Written problem - Reproduce all records exactly.

Material supplied -
::::

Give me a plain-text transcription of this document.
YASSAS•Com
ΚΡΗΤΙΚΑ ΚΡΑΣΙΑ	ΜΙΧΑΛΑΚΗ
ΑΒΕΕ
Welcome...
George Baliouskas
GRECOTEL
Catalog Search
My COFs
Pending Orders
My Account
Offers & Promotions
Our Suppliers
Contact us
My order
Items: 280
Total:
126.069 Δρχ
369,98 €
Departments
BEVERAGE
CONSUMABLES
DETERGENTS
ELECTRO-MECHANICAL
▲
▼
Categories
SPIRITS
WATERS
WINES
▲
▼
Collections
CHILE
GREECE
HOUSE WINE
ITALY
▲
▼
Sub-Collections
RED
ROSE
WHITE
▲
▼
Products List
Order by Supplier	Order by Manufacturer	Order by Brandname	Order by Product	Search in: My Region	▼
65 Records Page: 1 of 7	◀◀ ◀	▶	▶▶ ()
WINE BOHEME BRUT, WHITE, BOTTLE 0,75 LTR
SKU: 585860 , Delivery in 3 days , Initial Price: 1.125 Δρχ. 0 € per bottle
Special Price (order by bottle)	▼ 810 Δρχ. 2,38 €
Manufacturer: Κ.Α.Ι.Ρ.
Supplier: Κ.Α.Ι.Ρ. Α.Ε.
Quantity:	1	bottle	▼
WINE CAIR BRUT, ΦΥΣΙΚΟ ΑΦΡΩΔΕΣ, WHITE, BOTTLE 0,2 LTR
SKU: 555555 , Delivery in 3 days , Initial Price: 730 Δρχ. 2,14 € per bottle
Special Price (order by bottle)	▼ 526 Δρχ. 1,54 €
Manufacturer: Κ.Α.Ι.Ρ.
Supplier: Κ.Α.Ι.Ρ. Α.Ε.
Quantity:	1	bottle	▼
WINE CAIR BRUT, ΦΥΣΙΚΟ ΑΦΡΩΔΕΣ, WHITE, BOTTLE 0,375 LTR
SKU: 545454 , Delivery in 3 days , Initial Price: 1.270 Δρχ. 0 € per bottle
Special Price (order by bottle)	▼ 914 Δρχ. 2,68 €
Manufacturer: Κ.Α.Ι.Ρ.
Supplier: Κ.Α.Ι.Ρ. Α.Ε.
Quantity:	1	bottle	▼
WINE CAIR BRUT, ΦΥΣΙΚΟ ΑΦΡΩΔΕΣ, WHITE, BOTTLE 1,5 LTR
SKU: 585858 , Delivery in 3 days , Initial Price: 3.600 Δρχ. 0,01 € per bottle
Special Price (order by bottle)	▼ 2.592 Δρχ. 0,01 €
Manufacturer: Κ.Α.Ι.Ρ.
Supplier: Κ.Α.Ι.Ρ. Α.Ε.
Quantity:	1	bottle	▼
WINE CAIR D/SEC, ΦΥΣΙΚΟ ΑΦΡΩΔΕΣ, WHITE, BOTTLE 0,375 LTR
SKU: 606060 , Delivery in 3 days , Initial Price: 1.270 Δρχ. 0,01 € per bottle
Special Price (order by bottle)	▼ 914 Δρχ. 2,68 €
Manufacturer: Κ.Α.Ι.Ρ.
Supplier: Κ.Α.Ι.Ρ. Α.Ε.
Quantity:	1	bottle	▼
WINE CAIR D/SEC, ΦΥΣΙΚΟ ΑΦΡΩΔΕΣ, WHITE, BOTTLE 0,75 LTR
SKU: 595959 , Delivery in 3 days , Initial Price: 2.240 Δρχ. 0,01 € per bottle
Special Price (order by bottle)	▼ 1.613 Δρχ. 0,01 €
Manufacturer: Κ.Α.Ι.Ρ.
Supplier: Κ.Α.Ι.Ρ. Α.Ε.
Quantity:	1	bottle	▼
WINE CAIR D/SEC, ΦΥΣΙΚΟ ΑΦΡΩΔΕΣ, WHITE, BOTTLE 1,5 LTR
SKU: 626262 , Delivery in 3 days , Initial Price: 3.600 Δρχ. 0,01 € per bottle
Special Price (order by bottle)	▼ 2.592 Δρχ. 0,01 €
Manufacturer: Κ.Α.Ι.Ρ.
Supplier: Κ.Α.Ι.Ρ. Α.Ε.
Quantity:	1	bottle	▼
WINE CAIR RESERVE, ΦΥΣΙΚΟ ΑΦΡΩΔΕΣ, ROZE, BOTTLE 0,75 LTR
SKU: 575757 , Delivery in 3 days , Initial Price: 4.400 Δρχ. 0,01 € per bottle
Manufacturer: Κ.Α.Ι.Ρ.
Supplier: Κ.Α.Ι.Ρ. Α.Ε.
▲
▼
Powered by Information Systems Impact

::::

Result -
Give me a plain-text transcription of this document.
YASSAS•Com
ΚΡΗΤΙΚΑ ΚΡΑΣΙΑ	ΜΙΧΑΛΑΚΗ
ΑΒΕΕ
Welcome...
George Baliouskas
GRECOTEL
Catalog Search
My COFs
Pending Orders
My Account
Offers & Promotions
Our Suppliers
Contact us
My order
Items: 280
Total:
126.069 Δρχ
369,98 €
Departments
BEVERAGE
CONSUMABLES
DETERGENTS
ELECTRO-MECHANICAL
▲
▼
Categories
SPIRITS
WATERS
WINES
▲
▼
Collections
CHILE
GREECE
HOUSE WINE
ITALY
▲
▼
Sub-Collections
RED
ROSE
WHITE
▲
▼
Products List
Order by Supplier	Order by Manufacturer	Order by Brandname	Order by Product	Search in: My Region	▼
65 Records Page: 1 of 7	◀◀ ◀	▶	▶▶ ()
WINE BOHEME BRUT, WHITE, BOTTLE 0,75 LTR
SKU: 585860 , Delivery in 3 days , Initial Price: 1.125 Δρχ. 0 € per bottle
Special Price (order by bottle)	▼ 810 Δρχ. 2,38 €
Manufacturer: Κ.Α.Ι.Ρ.
Supplier: Κ.Α.Ι.Ρ. Α.Ε.
Quantity:	1	bottle	▼
WINE CAIR BRUT, ΦΥΣΙΚΟ ΑΦΡΩΔΕΣ, WHITE, BOTTLE 0,2 LTR
SKU: 555555 , Delivery in 3 days , Initial Price: 730 Δρχ. 2,14 € per bottle
Special Price (order by bottle)	▼ 526 Δρχ. 1,54 €
Manufacturer: Κ.Α.Ι.Ρ.
Supplier: Κ.Α.Ι.Ρ. Α.Ε.
Quantity:	1	bottle	▼
WINE CAIR BRUT, ΦΥΣΙΚΟ ΑΦΡΩΔΕΣ, WHITE, BOTTLE 0,375 LTR
SKU: 545454 , Delivery in 3 days , Initial Price: 1.270 Δρχ. 0 € per bottle
Special Price (order by bottle)	▼ 914 Δρχ. 2,68 €
Manufacturer: Κ.Α.Ι.Ρ.
Supplier: Κ.Α.Ι.Ρ. Α.Ε.
Quantity:	1	bottle	▼
WINE CAIR BRUT, ΦΥΣΙΚΟ ΑΦΡΩΔΕΣ, WHITE, BOTTLE 1,5 LTR
SKU: 585858 , Delivery in 3 days , Initial Price: 3.600 Δρχ. 0,01 € per bottle
Special Price (order by bottle)	▼ 2.592 Δρχ. 0,01 €
Manufacturer: Κ.Α.Ι.Ρ.
Supplier: Κ.Α.Ι.Ρ. Α.Ε.
Quantity:	1	bottle	▼
WINE CAIR D/SEC, ΦΥΣΙΚΟ ΑΦΡΩΔΕΣ, WHITE, BOTTLE 0,375 LTR
SKU: 606060 , Delivery in 3 days , Initial Price: 1.270 Δρχ. 0,01 € per bottle
Special Price (order by bottle)	▼ 914 Δρχ. 2,68 €
Manufacturer: Κ.Α.Ι.Ρ.
Supplier: Κ.Α.Ι.Ρ. Α.Ε.
Quantity:	1	bottle	▼
WINE CAIR D/SEC, ΦΥΣΙΚΟ ΑΦΡΩΔΕΣ, WHITE, BOTTLE 0,75 LTR
SKU: 595959 , Delivery in 3 days , Initial Price: 2.240 Δρχ. 0,01 € per bottle
Special Price (order by bottle)	▼ 1.613 Δρχ. 0,01 €
Manufacturer: Κ.Α.Ι.Ρ.
Supplier: Κ.Α.Ι.Ρ. Α.Ε.
Quantity:	1	bottle	▼
WINE CAIR D/SEC, ΦΥΣΙΚΟ ΑΦΡΩΔΕΣ, WHITE, BOTTLE 1,5 LTR
SKU: 626262 , Delivery in 3 days , Initial Price: 3.600 Δρχ. 0,01 € per bottle
Special Price (order by bottle)	▼ 2.592 Δρχ. 0,01 €
Manufacturer: Κ.Α.Ι.Ρ.
Supplier: Κ.Α.Ι.Ρ. Α.Ε.
Quantity:	1	bottle	▼
WINE CAIR RESERVE, ΦΥΣΙΚΟ ΑΦΡΩΔΕΣ, ROZE, BOTTLE 0,75 LTR
SKU: 575757 , Delivery in 3 days , Initial Price: 4.400 Δρχ. 0,01 € per bottle
Manufacturer: Κ.Α.Ι.Ρ.
Supplier: Κ.Α.Ι.Ρ. Α.Ε.
▲
▼
Powered by Information Systems Impact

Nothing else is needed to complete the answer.